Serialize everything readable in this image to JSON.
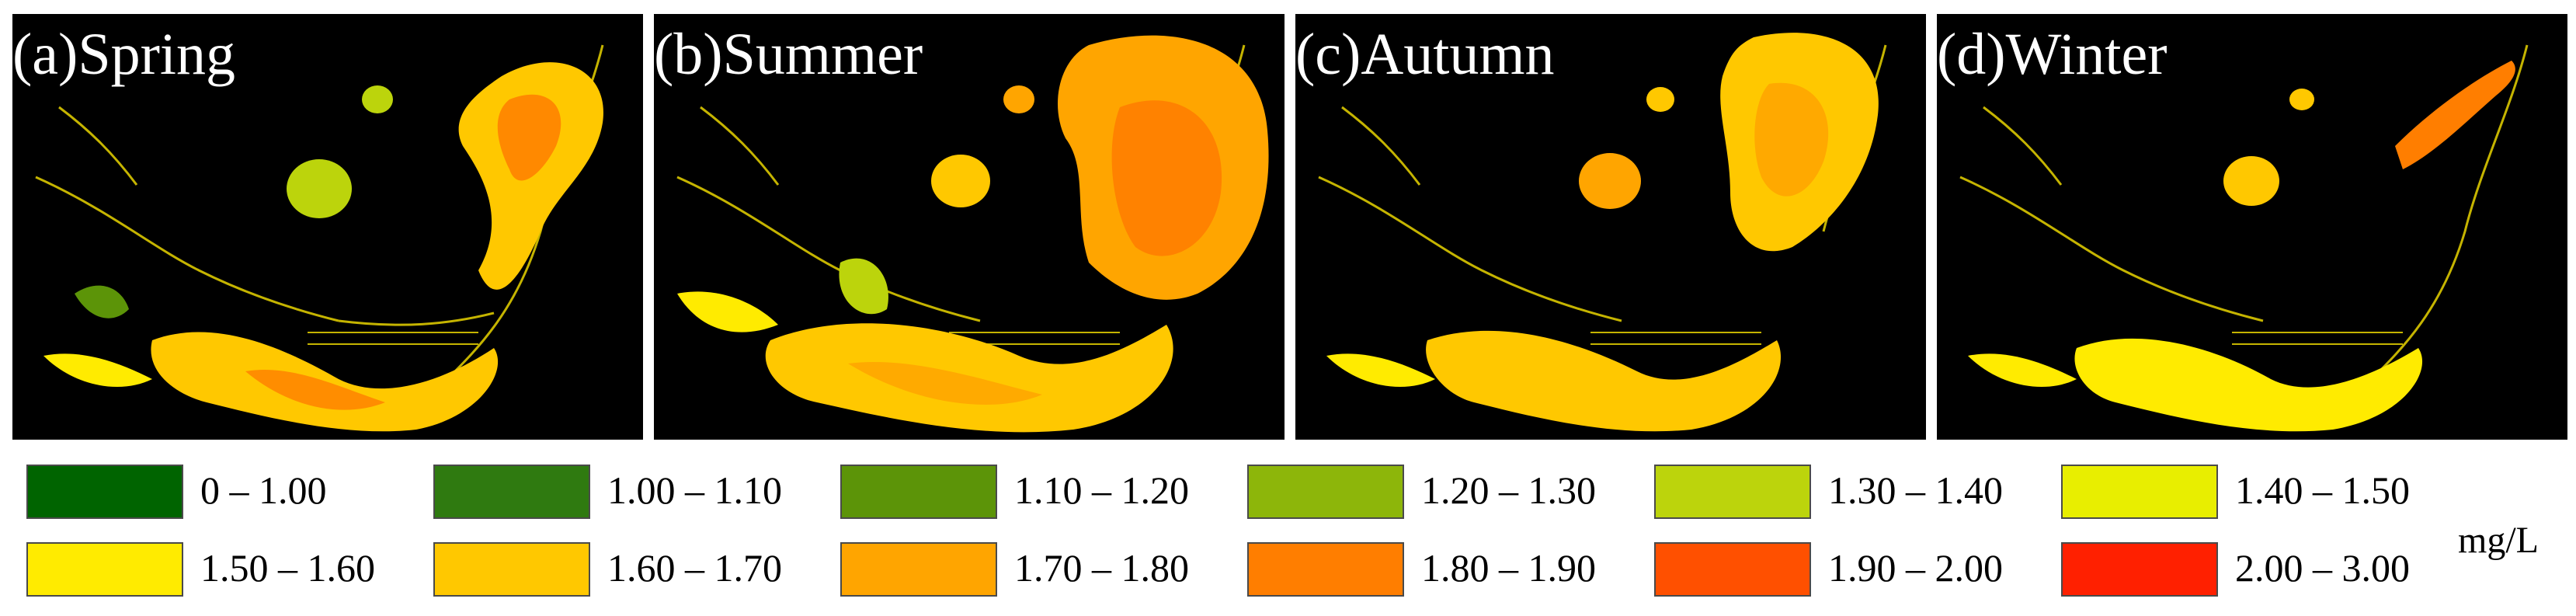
{
  "panels": [
    {
      "label": "(a)Spring"
    },
    {
      "label": "(b)Summer"
    },
    {
      "label": "(c)Autumn"
    },
    {
      "label": "(d)Winter"
    }
  ],
  "legend": {
    "unit": "mg/L",
    "items": [
      {
        "label": "0 – 1.00",
        "color": "#006400"
      },
      {
        "label": "1.00 – 1.10",
        "color": "#2f7a10"
      },
      {
        "label": "1.10 – 1.20",
        "color": "#5c9408"
      },
      {
        "label": "1.20 – 1.30",
        "color": "#8db60a"
      },
      {
        "label": "1.30 – 1.40",
        "color": "#bcd40c"
      },
      {
        "label": "1.40 – 1.50",
        "color": "#e8ee00"
      },
      {
        "label": "1.50 – 1.60",
        "color": "#ffeb00"
      },
      {
        "label": "1.60 – 1.70",
        "color": "#ffc800"
      },
      {
        "label": "1.70 – 1.80",
        "color": "#ffa500"
      },
      {
        "label": "1.80 – 1.90",
        "color": "#ff7e00"
      },
      {
        "label": "1.90 – 2.00",
        "color": "#ff5000"
      },
      {
        "label": "2.00 – 3.00",
        "color": "#ff2000"
      }
    ]
  }
}
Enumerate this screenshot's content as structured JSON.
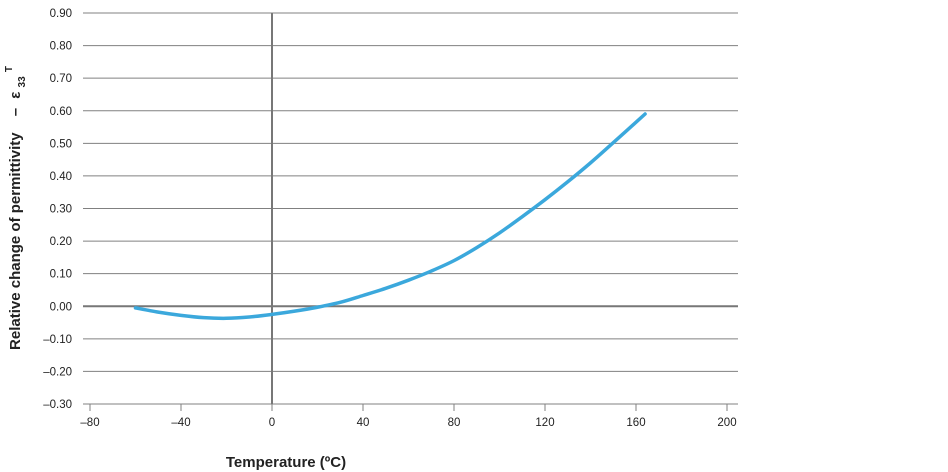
{
  "chart_data": {
    "type": "line",
    "title": "",
    "xlabel": "Temperature (ºC)",
    "ylabel": "Relative change of permittivity",
    "ylabel_symbol": {
      "dash": "–",
      "base": "ε",
      "sub": "33",
      "sup": "T"
    },
    "xlim": [
      -80,
      200
    ],
    "ylim": [
      -0.3,
      0.9
    ],
    "x_ticks": [
      -80,
      -40,
      0,
      40,
      80,
      120,
      160,
      200
    ],
    "x_tick_labels": [
      "–80",
      "–40",
      "0",
      "40",
      "80",
      "120",
      "160",
      "200"
    ],
    "y_ticks": [
      -0.3,
      -0.2,
      -0.1,
      0.0,
      0.1,
      0.2,
      0.3,
      0.4,
      0.5,
      0.6,
      0.7,
      0.8,
      0.9
    ],
    "y_tick_labels": [
      "–0.30",
      "–0.20",
      "–0.10",
      "0.00",
      "0.10",
      "0.20",
      "0.30",
      "0.40",
      "0.50",
      "0.60",
      "0.70",
      "0.80",
      "0.90"
    ],
    "grid": "horizontal",
    "colors": {
      "series": "#3ba8dc",
      "grid": "#808080",
      "axis": "#808080"
    },
    "series": [
      {
        "x": [
          -60,
          -50,
          -40,
          -30,
          -20,
          -10,
          0,
          10,
          20,
          30,
          40,
          50,
          60,
          70,
          80,
          90,
          100,
          110,
          120,
          130,
          140,
          150,
          164
        ],
        "y": [
          -0.005,
          -0.018,
          -0.028,
          -0.035,
          -0.037,
          -0.033,
          -0.025,
          -0.015,
          -0.003,
          0.012,
          0.033,
          0.055,
          0.08,
          0.108,
          0.14,
          0.18,
          0.225,
          0.275,
          0.327,
          0.382,
          0.44,
          0.502,
          0.59
        ]
      }
    ]
  }
}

────────────────────

> YOUR GOAL:
Check each line above for the string "this" and show the ones that have it.

> RESPONSE:
Serialize everything readable in this image to JSON.
Enumerate this screenshot's content as structured JSON.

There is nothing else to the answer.